Pick out each line of the records that includes the string "продукции", and copy it.

— start PROVIDED RECORDS —

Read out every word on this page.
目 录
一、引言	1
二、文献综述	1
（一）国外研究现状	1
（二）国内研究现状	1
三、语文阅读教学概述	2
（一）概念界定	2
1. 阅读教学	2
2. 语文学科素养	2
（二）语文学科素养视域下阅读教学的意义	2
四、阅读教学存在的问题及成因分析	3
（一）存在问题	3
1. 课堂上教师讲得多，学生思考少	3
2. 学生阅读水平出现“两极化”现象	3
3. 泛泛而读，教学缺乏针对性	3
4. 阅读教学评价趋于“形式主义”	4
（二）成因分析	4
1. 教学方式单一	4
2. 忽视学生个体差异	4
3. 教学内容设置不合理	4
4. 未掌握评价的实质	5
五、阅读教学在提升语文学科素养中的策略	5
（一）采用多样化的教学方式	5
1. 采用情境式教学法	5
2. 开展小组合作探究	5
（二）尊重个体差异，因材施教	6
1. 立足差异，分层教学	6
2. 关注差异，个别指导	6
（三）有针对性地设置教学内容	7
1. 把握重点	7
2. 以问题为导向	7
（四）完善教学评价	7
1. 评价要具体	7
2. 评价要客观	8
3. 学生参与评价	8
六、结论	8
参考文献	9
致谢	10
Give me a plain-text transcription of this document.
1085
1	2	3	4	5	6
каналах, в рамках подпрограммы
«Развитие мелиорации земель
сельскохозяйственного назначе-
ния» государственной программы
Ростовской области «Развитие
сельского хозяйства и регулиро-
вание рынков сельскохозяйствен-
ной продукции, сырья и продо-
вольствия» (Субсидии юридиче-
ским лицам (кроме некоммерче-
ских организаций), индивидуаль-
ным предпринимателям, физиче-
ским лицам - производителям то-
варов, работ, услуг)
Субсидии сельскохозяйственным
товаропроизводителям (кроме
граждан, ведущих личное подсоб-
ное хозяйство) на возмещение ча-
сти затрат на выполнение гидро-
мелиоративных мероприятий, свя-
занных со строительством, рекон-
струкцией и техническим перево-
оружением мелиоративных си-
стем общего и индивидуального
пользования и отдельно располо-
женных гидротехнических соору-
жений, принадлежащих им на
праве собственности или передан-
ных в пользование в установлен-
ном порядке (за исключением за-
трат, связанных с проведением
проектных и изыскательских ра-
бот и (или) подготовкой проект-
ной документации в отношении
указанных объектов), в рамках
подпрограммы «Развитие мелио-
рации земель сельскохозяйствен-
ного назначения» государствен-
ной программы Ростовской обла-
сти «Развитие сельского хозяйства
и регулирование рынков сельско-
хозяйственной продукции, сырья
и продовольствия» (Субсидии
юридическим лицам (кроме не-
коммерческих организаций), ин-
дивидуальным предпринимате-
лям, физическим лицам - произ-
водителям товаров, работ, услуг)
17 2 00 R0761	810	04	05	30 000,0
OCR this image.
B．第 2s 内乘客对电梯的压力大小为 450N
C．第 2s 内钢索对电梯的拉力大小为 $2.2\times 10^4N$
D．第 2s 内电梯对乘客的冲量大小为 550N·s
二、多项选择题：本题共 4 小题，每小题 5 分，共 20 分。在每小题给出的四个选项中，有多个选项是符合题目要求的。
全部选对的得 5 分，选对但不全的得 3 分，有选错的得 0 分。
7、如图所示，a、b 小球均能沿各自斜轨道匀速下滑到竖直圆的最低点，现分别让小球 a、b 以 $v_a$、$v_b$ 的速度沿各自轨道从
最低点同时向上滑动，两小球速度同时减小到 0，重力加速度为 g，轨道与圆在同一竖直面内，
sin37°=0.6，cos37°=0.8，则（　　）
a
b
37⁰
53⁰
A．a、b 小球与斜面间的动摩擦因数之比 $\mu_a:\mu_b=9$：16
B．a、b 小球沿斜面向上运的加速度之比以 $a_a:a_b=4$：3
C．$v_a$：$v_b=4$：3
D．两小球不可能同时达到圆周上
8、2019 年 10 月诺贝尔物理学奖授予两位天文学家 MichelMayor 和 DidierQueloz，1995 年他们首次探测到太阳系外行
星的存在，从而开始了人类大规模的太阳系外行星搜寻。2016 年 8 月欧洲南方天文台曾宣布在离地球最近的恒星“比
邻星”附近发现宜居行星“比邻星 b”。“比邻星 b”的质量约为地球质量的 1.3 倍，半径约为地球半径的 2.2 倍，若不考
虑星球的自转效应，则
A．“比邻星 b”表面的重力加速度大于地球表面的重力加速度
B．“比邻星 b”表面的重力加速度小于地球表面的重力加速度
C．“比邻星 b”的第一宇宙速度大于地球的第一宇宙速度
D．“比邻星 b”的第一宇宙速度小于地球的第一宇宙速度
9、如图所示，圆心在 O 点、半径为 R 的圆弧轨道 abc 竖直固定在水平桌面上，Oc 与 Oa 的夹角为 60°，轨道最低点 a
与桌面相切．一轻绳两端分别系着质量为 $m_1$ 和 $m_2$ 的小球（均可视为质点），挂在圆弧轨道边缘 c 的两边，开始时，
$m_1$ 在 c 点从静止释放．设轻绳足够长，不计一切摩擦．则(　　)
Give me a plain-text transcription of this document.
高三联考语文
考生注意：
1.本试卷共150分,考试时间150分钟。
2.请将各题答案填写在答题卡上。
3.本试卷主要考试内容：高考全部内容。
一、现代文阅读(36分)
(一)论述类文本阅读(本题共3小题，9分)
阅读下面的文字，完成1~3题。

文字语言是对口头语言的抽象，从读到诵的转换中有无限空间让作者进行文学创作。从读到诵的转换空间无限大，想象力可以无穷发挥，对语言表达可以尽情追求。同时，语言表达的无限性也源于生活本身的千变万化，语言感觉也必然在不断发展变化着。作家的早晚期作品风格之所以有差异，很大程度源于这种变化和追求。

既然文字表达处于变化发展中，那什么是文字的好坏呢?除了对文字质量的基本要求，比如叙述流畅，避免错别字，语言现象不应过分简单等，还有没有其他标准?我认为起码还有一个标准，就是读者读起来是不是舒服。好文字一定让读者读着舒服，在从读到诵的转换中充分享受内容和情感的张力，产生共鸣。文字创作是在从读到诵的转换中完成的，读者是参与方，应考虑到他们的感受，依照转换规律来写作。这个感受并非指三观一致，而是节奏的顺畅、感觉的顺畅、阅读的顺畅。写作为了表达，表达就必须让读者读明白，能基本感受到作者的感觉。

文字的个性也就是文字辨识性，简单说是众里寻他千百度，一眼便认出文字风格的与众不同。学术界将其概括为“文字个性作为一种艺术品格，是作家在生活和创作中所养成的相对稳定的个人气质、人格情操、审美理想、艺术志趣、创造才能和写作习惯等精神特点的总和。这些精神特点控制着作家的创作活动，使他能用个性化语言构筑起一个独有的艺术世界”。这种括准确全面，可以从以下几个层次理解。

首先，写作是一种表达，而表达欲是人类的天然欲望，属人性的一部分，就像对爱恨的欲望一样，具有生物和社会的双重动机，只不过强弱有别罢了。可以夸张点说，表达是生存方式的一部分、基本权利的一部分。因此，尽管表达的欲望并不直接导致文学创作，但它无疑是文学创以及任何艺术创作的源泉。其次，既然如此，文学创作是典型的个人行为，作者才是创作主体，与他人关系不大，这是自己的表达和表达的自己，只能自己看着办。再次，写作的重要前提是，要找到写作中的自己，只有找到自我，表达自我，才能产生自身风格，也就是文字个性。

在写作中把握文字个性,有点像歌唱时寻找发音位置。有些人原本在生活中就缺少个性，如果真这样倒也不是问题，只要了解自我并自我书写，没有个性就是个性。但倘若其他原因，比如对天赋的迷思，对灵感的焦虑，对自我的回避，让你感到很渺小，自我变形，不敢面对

— end PROVIDED RECORDS —

▶ [FINISHED ANSWER]:
ной продукции, сырья и продо-
хозяйственной продукции, сырья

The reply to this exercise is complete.